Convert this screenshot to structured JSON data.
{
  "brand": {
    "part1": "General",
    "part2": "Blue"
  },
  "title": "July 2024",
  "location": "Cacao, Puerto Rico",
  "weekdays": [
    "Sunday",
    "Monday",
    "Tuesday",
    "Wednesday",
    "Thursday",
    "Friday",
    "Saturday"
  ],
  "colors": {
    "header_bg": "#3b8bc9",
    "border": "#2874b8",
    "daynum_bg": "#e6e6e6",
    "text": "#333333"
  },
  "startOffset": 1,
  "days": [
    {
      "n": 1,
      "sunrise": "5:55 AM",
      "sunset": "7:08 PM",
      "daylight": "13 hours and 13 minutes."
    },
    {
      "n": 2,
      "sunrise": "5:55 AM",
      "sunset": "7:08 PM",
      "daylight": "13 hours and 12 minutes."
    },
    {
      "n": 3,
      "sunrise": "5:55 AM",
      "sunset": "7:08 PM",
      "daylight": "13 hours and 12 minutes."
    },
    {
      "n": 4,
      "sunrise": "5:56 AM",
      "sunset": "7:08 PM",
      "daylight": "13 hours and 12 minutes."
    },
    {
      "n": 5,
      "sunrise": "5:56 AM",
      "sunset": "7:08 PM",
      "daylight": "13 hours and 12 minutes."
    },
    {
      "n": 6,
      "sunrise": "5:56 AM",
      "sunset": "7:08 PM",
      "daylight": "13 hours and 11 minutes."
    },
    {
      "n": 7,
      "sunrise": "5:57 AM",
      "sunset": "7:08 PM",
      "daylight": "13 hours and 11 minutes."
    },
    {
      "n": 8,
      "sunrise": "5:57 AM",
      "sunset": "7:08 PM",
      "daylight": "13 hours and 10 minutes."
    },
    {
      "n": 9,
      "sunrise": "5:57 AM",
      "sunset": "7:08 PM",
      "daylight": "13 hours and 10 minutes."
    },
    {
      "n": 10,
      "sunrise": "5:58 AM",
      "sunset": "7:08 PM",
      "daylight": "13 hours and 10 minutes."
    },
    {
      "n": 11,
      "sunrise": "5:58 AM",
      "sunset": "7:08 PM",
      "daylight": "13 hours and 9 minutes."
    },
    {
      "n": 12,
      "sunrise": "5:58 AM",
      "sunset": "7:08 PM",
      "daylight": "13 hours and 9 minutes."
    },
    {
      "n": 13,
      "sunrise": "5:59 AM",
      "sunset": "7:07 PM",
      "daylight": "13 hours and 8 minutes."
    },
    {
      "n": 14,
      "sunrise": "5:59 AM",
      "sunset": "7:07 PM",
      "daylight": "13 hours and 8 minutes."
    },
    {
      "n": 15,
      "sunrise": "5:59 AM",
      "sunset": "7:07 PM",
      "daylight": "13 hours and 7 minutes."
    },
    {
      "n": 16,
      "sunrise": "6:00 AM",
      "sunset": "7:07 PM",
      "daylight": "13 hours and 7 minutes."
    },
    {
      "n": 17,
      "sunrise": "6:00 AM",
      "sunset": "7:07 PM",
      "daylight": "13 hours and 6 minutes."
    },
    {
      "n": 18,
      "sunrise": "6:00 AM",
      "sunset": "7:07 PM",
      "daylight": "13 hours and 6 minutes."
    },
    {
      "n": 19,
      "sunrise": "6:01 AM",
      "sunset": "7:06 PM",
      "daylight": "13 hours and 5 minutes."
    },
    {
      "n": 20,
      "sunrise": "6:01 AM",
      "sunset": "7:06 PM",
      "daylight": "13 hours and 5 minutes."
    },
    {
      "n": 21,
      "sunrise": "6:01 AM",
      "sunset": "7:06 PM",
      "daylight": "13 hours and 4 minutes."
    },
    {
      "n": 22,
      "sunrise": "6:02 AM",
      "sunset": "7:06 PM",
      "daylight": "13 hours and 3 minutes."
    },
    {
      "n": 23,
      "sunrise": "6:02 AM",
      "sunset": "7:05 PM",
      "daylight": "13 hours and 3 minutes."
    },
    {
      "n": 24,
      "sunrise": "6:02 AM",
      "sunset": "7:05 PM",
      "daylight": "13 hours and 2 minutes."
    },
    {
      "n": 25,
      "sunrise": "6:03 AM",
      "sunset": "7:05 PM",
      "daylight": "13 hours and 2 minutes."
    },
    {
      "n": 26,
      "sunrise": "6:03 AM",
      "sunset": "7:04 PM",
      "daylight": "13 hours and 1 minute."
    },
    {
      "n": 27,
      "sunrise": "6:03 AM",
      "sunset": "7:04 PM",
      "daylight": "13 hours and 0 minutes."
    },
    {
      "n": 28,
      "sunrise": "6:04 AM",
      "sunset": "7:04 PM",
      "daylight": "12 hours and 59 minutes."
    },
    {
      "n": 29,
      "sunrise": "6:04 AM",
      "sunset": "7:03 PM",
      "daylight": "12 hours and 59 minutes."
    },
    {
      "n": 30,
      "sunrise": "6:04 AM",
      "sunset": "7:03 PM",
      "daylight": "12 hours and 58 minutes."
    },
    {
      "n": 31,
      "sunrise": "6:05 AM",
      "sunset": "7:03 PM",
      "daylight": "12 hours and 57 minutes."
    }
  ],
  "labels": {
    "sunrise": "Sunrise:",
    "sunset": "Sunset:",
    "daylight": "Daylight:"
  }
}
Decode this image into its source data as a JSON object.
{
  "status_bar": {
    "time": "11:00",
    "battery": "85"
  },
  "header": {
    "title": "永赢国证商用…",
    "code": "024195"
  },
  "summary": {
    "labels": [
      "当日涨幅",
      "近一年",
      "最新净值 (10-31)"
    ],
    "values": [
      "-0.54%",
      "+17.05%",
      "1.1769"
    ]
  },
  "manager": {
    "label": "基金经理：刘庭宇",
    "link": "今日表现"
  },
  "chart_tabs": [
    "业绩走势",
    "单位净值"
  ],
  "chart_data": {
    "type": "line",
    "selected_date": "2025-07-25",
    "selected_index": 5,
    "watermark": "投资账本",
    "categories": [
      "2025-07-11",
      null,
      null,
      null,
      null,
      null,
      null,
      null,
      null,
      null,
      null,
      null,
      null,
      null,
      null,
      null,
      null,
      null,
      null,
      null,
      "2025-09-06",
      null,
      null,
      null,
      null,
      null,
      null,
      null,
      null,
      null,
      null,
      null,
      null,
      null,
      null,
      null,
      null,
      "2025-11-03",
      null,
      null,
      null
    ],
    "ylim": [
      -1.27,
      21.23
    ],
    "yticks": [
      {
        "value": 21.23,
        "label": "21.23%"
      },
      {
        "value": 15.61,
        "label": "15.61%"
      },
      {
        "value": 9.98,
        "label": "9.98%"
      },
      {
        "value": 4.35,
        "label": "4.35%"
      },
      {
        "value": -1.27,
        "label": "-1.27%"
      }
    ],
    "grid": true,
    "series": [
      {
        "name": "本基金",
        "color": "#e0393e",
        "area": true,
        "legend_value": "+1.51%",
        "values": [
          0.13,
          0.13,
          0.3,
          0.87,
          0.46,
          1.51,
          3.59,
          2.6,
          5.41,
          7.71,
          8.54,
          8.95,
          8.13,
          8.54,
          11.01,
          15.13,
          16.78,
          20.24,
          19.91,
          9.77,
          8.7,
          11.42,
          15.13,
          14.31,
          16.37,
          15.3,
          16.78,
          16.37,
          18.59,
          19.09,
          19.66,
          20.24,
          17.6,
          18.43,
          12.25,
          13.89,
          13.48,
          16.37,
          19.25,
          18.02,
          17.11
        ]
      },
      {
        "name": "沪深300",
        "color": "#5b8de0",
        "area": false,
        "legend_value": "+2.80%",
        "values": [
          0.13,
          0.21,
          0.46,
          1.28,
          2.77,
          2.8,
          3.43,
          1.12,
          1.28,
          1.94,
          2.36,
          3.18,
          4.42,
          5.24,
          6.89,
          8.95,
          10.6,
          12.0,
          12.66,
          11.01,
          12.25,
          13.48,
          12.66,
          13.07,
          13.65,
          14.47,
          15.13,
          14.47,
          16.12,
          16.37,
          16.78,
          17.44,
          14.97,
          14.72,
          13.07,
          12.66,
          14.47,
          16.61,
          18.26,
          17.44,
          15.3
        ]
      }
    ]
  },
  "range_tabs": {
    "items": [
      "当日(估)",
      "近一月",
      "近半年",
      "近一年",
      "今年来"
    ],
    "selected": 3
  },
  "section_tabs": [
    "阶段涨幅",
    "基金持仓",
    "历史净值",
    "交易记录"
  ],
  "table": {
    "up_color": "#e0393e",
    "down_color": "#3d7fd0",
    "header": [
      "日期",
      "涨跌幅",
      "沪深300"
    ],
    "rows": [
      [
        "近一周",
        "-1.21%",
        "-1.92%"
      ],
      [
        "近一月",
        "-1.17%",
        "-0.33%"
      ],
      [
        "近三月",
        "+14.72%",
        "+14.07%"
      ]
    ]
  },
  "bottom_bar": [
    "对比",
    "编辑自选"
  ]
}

### Exercise
Find how many lines hold the string "JSON", and state that number alone.

### Solution for this task
2